++++ SUPPLIED DATA

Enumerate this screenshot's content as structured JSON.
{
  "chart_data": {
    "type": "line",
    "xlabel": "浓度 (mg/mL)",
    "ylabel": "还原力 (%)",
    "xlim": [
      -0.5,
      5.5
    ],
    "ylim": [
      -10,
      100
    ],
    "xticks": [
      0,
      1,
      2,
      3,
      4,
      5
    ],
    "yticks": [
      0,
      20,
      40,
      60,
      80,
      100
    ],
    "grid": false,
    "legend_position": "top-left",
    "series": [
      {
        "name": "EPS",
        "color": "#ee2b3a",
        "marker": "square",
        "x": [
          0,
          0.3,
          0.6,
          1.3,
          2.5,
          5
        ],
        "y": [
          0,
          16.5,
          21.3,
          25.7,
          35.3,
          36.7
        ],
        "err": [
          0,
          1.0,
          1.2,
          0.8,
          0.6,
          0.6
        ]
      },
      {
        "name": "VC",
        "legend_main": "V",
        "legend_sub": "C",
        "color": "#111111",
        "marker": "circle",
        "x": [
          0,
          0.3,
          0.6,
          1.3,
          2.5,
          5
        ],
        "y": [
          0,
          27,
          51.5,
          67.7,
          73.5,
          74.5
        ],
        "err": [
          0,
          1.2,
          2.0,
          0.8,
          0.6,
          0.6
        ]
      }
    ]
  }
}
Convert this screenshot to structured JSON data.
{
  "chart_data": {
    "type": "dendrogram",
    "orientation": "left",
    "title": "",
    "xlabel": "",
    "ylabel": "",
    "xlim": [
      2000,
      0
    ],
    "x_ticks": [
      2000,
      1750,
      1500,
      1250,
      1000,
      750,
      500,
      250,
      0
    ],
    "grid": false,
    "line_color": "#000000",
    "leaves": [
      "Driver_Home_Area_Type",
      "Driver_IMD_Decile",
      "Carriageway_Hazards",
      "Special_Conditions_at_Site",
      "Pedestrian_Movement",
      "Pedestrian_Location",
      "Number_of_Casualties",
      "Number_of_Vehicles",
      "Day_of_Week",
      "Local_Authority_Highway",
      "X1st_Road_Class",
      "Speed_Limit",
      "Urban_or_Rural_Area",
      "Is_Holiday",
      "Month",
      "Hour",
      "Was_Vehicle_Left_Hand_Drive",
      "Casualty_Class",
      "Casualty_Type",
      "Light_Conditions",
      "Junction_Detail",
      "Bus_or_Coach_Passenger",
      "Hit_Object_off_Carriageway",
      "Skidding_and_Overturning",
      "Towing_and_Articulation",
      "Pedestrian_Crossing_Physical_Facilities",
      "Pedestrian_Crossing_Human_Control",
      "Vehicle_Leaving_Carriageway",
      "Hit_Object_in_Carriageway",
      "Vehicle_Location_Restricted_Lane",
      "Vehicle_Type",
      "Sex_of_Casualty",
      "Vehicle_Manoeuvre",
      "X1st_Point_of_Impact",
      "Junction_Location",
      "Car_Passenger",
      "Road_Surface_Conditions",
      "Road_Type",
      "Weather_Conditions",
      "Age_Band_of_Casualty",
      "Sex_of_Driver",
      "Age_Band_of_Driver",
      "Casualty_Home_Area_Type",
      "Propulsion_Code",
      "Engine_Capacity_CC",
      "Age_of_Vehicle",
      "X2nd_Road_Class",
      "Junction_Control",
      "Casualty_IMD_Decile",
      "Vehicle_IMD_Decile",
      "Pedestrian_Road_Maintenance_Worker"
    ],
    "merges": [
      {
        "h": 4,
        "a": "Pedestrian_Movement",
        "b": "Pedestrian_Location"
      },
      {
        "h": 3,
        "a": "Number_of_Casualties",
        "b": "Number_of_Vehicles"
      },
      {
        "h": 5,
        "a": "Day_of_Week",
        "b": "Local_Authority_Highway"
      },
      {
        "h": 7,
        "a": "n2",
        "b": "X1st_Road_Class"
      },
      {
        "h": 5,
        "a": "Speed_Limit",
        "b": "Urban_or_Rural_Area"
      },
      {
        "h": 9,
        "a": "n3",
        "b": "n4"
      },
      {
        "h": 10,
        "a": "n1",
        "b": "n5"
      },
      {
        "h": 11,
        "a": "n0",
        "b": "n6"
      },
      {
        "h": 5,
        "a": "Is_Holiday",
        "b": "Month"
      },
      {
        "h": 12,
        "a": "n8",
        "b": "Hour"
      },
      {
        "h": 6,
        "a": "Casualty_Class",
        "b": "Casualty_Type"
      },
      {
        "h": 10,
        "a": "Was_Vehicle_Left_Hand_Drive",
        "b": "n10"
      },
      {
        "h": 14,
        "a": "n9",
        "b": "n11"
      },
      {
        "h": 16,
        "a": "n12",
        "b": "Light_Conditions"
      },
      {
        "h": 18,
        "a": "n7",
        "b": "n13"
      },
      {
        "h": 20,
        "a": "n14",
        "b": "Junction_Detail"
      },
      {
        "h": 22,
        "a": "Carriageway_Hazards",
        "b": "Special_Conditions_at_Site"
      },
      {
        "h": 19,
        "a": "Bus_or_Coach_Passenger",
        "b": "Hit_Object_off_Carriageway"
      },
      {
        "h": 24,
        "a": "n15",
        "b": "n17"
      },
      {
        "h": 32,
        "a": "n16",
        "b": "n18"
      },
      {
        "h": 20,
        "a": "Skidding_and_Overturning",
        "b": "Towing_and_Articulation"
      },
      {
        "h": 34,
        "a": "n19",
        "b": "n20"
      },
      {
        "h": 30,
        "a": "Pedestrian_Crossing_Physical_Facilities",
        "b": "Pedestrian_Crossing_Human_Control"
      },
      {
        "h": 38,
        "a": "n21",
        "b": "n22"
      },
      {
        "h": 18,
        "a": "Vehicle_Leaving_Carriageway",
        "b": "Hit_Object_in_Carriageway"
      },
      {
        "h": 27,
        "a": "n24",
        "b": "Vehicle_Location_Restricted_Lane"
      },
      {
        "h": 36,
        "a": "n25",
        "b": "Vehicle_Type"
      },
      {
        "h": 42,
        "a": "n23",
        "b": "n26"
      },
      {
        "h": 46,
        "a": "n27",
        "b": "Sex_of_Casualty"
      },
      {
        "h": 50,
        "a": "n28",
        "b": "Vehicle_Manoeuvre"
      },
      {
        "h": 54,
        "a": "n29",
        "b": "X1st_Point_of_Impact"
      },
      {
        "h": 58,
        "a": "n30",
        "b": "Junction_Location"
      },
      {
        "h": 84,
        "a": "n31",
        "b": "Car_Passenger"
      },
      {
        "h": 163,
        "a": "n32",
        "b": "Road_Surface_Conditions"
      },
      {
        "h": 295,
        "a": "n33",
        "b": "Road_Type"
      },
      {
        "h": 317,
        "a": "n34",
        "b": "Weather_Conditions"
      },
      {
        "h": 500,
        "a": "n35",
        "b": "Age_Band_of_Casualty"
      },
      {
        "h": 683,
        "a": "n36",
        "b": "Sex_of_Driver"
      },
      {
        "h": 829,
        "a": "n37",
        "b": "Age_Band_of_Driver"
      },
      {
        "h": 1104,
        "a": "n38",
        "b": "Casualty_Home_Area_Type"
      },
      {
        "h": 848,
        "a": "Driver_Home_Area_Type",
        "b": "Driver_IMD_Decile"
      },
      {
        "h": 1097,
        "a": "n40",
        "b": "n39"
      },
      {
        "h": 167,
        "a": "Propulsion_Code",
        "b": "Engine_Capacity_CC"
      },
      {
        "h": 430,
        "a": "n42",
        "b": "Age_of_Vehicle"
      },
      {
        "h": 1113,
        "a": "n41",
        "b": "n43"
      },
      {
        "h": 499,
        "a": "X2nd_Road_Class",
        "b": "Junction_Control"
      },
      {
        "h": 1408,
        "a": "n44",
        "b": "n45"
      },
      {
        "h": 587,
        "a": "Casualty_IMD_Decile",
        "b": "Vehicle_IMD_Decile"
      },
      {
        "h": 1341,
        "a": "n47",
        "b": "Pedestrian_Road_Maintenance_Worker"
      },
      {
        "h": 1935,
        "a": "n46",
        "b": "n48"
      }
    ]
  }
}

++++++++

- **STATED EXERCISE**
Copy each line of the listing that includes "this".

- **THE COMPLETED TASK**
Enumerate this screenshot's content as structured JSON.
Convert this screenshot to structured JSON data.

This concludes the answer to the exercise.